• **DESCRIPTION OF THE TASK**
Images should be left out, and everything else in the listing reproduced exactly.

== SUPPLIED INFORMATION ==

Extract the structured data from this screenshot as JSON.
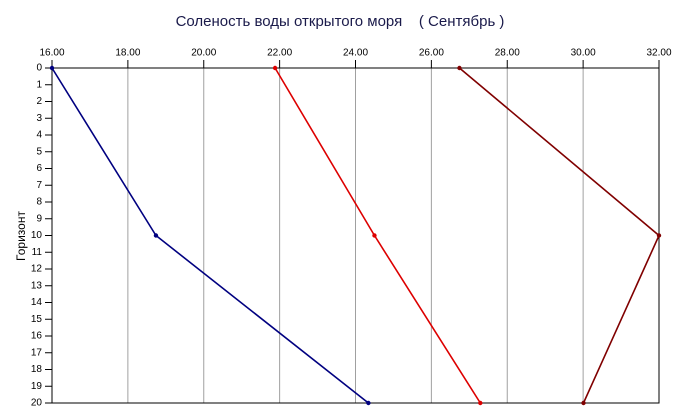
{
  "chart_data": {
    "type": "line",
    "title": "Соленость воды открытого моря    ( Сентябрь )",
    "y_label": "Горизонт",
    "y": [
      0,
      10,
      20
    ],
    "series": [
      {
        "color": "#000080",
        "values": [
          16.0,
          18.74,
          24.34
        ]
      },
      {
        "color": "#dd0000",
        "values": [
          21.88,
          24.5,
          27.29
        ]
      },
      {
        "color": "#800000",
        "values": [
          26.74,
          32.0,
          30.01
        ]
      }
    ],
    "xlim": [
      16,
      32
    ],
    "xticks": [
      {
        "value": 16,
        "label": "16.00"
      },
      {
        "value": 18,
        "label": "18.00"
      },
      {
        "value": 20,
        "label": "20.00"
      },
      {
        "value": 22,
        "label": "22.00"
      },
      {
        "value": 24,
        "label": "24.00"
      },
      {
        "value": 26,
        "label": "26.00"
      },
      {
        "value": 28,
        "label": "28.00"
      },
      {
        "value": 30,
        "label": "30.00"
      },
      {
        "value": 32,
        "label": "32.00"
      }
    ],
    "ylim": [
      20,
      0
    ],
    "yticks": [
      0,
      1,
      2,
      3,
      4,
      5,
      6,
      7,
      8,
      9,
      10,
      11,
      12,
      13,
      14,
      15,
      16,
      17,
      18,
      19,
      20
    ],
    "x_axis_position": "top",
    "grid": true
  }
}
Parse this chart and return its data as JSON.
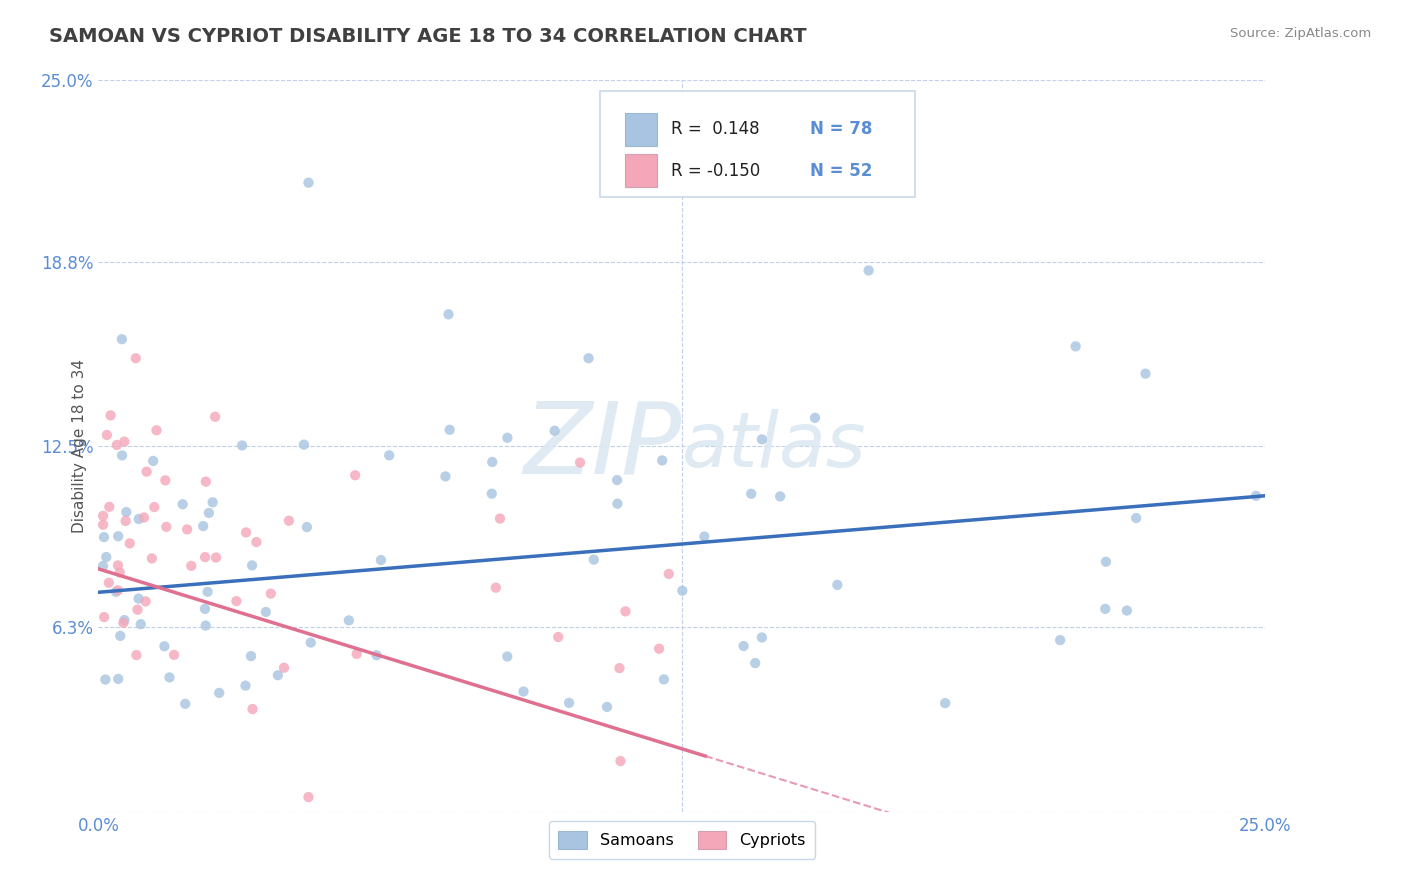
{
  "title": "SAMOAN VS CYPRIOT DISABILITY AGE 18 TO 34 CORRELATION CHART",
  "source_text": "Source: ZipAtlas.com",
  "ylabel": "Disability Age 18 to 34",
  "xlim": [
    0.0,
    0.25
  ],
  "ylim": [
    0.0,
    0.25
  ],
  "xtick_positions": [
    0.0,
    0.25
  ],
  "xtick_labels": [
    "0.0%",
    "25.0%"
  ],
  "ytick_values": [
    0.25,
    0.188,
    0.125,
    0.063
  ],
  "ytick_labels": [
    "25.0%",
    "18.8%",
    "12.5%",
    "6.3%"
  ],
  "samoan_color": "#a8c4e0",
  "cypriot_color": "#f4a7b9",
  "samoan_line_color": "#3a6fbb",
  "cypriot_line_color": "#e07090",
  "R_samoan": 0.148,
  "N_samoan": 78,
  "R_cypriot": -0.15,
  "N_cypriot": 52,
  "legend_samoan_label": "Samoans",
  "legend_cypriot_label": "Cypriots",
  "legend_R_label_samoan": "R =  0.148",
  "legend_R_label_cypriot": "R = -0.150",
  "legend_N_label_samoan": "N = 78",
  "legend_N_label_cypriot": "N = 52",
  "watermark_zip": "ZIP",
  "watermark_atlas": "atlas",
  "background_color": "#ffffff",
  "grid_color": "#c0d0e8",
  "title_color": "#404040",
  "axis_label_color": "#5b8dd4",
  "source_color": "#888888"
}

===

• **RESPONSE BELOW**
Extract the structured data from this screenshot as JSON.
{
  "chart_data": {
    "type": "line",
    "title": "Соленость воды открытого моря    ( Сентябрь )",
    "y_label": "Горизонт",
    "y": [
      0,
      10,
      20
    ],
    "series": [
      {
        "color": "#000080",
        "values": [
          16.0,
          18.74,
          24.34
        ]
      },
      {
        "color": "#dd0000",
        "values": [
          21.88,
          24.5,
          27.29
        ]
      },
      {
        "color": "#800000",
        "values": [
          26.74,
          32.0,
          30.01
        ]
      }
    ],
    "xlim": [
      16,
      32
    ],
    "xticks": [
      {
        "value": 16,
        "label": "16.00"
      },
      {
        "value": 18,
        "label": "18.00"
      },
      {
        "value": 20,
        "label": "20.00"
      },
      {
        "value": 22,
        "label": "22.00"
      },
      {
        "value": 24,
        "label": "24.00"
      },
      {
        "value": 26,
        "label": "26.00"
      },
      {
        "value": 28,
        "label": "28.00"
      },
      {
        "value": 30,
        "label": "30.00"
      },
      {
        "value": 32,
        "label": "32.00"
      }
    ],
    "ylim": [
      20,
      0
    ],
    "yticks": [
      0,
      1,
      2,
      3,
      4,
      5,
      6,
      7,
      8,
      9,
      10,
      11,
      12,
      13,
      14,
      15,
      16,
      17,
      18,
      19,
      20
    ],
    "x_axis_position": "top",
    "grid": true
  }
}
Parse this chart and return its data as JSON.
{
  "title": "SAMOAN VS CYPRIOT DISABILITY AGE 18 TO 34 CORRELATION CHART",
  "source_text": "Source: ZipAtlas.com",
  "ylabel": "Disability Age 18 to 34",
  "xlim": [
    0.0,
    0.25
  ],
  "ylim": [
    0.0,
    0.25
  ],
  "xtick_positions": [
    0.0,
    0.25
  ],
  "xtick_labels": [
    "0.0%",
    "25.0%"
  ],
  "ytick_values": [
    0.25,
    0.188,
    0.125,
    0.063
  ],
  "ytick_labels": [
    "25.0%",
    "18.8%",
    "12.5%",
    "6.3%"
  ],
  "samoan_color": "#a8c4e0",
  "cypriot_color": "#f4a7b9",
  "samoan_line_color": "#3a6fbb",
  "cypriot_line_color": "#e07090",
  "R_samoan": 0.148,
  "N_samoan": 78,
  "R_cypriot": -0.15,
  "N_cypriot": 52,
  "legend_samoan_label": "Samoans",
  "legend_cypriot_label": "Cypriots",
  "legend_R_label_samoan": "R =  0.148",
  "legend_R_label_cypriot": "R = -0.150",
  "legend_N_label_samoan": "N = 78",
  "legend_N_label_cypriot": "N = 52",
  "watermark_zip": "ZIP",
  "watermark_atlas": "atlas",
  "background_color": "#ffffff",
  "grid_color": "#c0d0e8",
  "title_color": "#404040",
  "axis_label_color": "#5b8dd4",
  "source_color": "#888888"
}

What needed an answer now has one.